Every record here should be printed again exactly.

---

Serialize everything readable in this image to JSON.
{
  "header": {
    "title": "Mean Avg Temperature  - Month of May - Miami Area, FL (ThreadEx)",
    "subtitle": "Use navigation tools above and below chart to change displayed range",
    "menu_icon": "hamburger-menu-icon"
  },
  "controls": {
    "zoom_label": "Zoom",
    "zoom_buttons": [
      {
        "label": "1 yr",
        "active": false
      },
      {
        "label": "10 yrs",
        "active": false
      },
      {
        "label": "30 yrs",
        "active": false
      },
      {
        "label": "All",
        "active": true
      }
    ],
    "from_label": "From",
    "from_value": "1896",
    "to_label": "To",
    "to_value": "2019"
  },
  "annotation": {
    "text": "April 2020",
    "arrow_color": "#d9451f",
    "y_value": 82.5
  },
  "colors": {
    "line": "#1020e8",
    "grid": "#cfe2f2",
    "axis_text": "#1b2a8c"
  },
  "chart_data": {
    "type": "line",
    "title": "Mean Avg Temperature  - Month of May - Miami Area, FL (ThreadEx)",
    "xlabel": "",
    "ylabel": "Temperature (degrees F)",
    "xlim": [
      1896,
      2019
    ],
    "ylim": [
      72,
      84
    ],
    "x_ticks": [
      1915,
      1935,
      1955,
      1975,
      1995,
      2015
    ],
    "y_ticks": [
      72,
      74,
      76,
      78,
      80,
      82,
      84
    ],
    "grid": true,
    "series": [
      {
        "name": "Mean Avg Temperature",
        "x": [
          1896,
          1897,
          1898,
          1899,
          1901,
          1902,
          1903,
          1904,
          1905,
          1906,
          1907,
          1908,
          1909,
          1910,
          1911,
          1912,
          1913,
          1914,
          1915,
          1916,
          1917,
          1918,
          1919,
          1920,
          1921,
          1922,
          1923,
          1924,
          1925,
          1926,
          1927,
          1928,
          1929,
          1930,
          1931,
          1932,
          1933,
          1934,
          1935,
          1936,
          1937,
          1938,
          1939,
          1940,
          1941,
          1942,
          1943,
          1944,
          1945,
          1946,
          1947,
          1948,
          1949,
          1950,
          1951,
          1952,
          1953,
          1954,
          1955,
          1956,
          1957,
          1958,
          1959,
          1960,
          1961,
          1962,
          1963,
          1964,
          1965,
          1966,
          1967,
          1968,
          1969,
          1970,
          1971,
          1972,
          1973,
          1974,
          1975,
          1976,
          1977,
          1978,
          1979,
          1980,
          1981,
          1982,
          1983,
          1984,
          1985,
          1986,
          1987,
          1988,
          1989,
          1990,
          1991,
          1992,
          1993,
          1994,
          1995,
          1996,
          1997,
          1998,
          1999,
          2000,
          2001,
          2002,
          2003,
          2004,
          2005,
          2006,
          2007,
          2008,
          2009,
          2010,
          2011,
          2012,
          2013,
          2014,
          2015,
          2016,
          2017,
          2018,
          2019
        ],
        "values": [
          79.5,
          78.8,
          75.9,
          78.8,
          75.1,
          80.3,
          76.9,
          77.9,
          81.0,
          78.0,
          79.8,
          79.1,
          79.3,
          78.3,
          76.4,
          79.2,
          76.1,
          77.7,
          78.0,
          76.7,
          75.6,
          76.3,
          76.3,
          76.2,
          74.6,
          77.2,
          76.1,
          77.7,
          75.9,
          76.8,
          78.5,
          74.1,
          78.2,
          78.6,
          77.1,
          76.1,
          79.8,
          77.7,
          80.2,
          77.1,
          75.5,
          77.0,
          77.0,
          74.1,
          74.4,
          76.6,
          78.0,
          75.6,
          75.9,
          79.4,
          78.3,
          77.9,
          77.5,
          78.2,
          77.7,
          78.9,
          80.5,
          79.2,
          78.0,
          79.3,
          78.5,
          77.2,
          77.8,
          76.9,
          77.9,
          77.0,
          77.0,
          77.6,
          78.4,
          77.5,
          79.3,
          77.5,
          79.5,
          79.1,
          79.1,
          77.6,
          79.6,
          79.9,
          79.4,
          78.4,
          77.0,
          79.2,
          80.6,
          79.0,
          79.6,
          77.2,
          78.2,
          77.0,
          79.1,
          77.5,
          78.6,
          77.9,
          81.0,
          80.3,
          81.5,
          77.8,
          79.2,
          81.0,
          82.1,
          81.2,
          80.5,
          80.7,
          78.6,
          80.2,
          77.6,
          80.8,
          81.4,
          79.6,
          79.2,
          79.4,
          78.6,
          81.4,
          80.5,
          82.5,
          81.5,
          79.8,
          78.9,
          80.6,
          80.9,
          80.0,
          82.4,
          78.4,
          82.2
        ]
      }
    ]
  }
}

---

ANSWER TO THE TASK ->
Serialize everything readable in this image to JSON.
{
  "header": {
    "title": "Mean Avg Temperature  - Month of May - Miami Area, FL (ThreadEx)",
    "subtitle": "Use navigation tools above and below chart to change displayed range",
    "menu_icon": "hamburger-menu-icon"
  },
  "controls": {
    "zoom_label": "Zoom",
    "zoom_buttons": [
      {
        "label": "1 yr",
        "active": false
      },
      {
        "label": "10 yrs",
        "active": false
      },
      {
        "label": "30 yrs",
        "active": false
      },
      {
        "label": "All",
        "active": true
      }
    ],
    "from_label": "From",
    "from_value": "1896",
    "to_label": "To",
    "to_value": "2019"
  },
  "annotation": {
    "text": "April 2020",
    "arrow_color": "#d9451f",
    "y_value": 82.5
  },
  "colors": {
    "line": "#1020e8",
    "grid": "#cfe2f2",
    "axis_text": "#1b2a8c"
  },
  "chart_data": {
    "type": "line",
    "title": "Mean Avg Temperature  - Month of May - Miami Area, FL (ThreadEx)",
    "xlabel": "",
    "ylabel": "Temperature (degrees F)",
    "xlim": [
      1896,
      2019
    ],
    "ylim": [
      72,
      84
    ],
    "x_ticks": [
      1915,
      1935,
      1955,
      1975,
      1995,
      2015
    ],
    "y_ticks": [
      72,
      74,
      76,
      78,
      80,
      82,
      84
    ],
    "grid": true,
    "series": [
      {
        "name": "Mean Avg Temperature",
        "x": [
          1896,
          1897,
          1898,
          1899,
          1901,
          1902,
          1903,
          1904,
          1905,
          1906,
          1907,
          1908,
          1909,
          1910,
          1911,
          1912,
          1913,
          1914,
          1915,
          1916,
          1917,
          1918,
          1919,
          1920,
          1921,
          1922,
          1923,
          1924,
          1925,
          1926,
          1927,
          1928,
          1929,
          1930,
          1931,
          1932,
          1933,
          1934,
          1935,
          1936,
          1937,
          1938,
          1939,
          1940,
          1941,
          1942,
          1943,
          1944,
          1945,
          1946,
          1947,
          1948,
          1949,
          1950,
          1951,
          1952,
          1953,
          1954,
          1955,
          1956,
          1957,
          1958,
          1959,
          1960,
          1961,
          1962,
          1963,
          1964,
          1965,
          1966,
          1967,
          1968,
          1969,
          1970,
          1971,
          1972,
          1973,
          1974,
          1975,
          1976,
          1977,
          1978,
          1979,
          1980,
          1981,
          1982,
          1983,
          1984,
          1985,
          1986,
          1987,
          1988,
          1989,
          1990,
          1991,
          1992,
          1993,
          1994,
          1995,
          1996,
          1997,
          1998,
          1999,
          2000,
          2001,
          2002,
          2003,
          2004,
          2005,
          2006,
          2007,
          2008,
          2009,
          2010,
          2011,
          2012,
          2013,
          2014,
          2015,
          2016,
          2017,
          2018,
          2019
        ],
        "values": [
          79.5,
          78.8,
          75.9,
          78.8,
          75.1,
          80.3,
          76.9,
          77.9,
          81.0,
          78.0,
          79.8,
          79.1,
          79.3,
          78.3,
          76.4,
          79.2,
          76.1,
          77.7,
          78.0,
          76.7,
          75.6,
          76.3,
          76.3,
          76.2,
          74.6,
          77.2,
          76.1,
          77.7,
          75.9,
          76.8,
          78.5,
          74.1,
          78.2,
          78.6,
          77.1,
          76.1,
          79.8,
          77.7,
          80.2,
          77.1,
          75.5,
          77.0,
          77.0,
          74.1,
          74.4,
          76.6,
          78.0,
          75.6,
          75.9,
          79.4,
          78.3,
          77.9,
          77.5,
          78.2,
          77.7,
          78.9,
          80.5,
          79.2,
          78.0,
          79.3,
          78.5,
          77.2,
          77.8,
          76.9,
          77.9,
          77.0,
          77.0,
          77.6,
          78.4,
          77.5,
          79.3,
          77.5,
          79.5,
          79.1,
          79.1,
          77.6,
          79.6,
          79.9,
          79.4,
          78.4,
          77.0,
          79.2,
          80.6,
          79.0,
          79.6,
          77.2,
          78.2,
          77.0,
          79.1,
          77.5,
          78.6,
          77.9,
          81.0,
          80.3,
          81.5,
          77.8,
          79.2,
          81.0,
          82.1,
          81.2,
          80.5,
          80.7,
          78.6,
          80.2,
          77.6,
          80.8,
          81.4,
          79.6,
          79.2,
          79.4,
          78.6,
          81.4,
          80.5,
          82.5,
          81.5,
          79.8,
          78.9,
          80.6,
          80.9,
          80.0,
          82.4,
          78.4,
          82.2
        ]
      }
    ]
  }
}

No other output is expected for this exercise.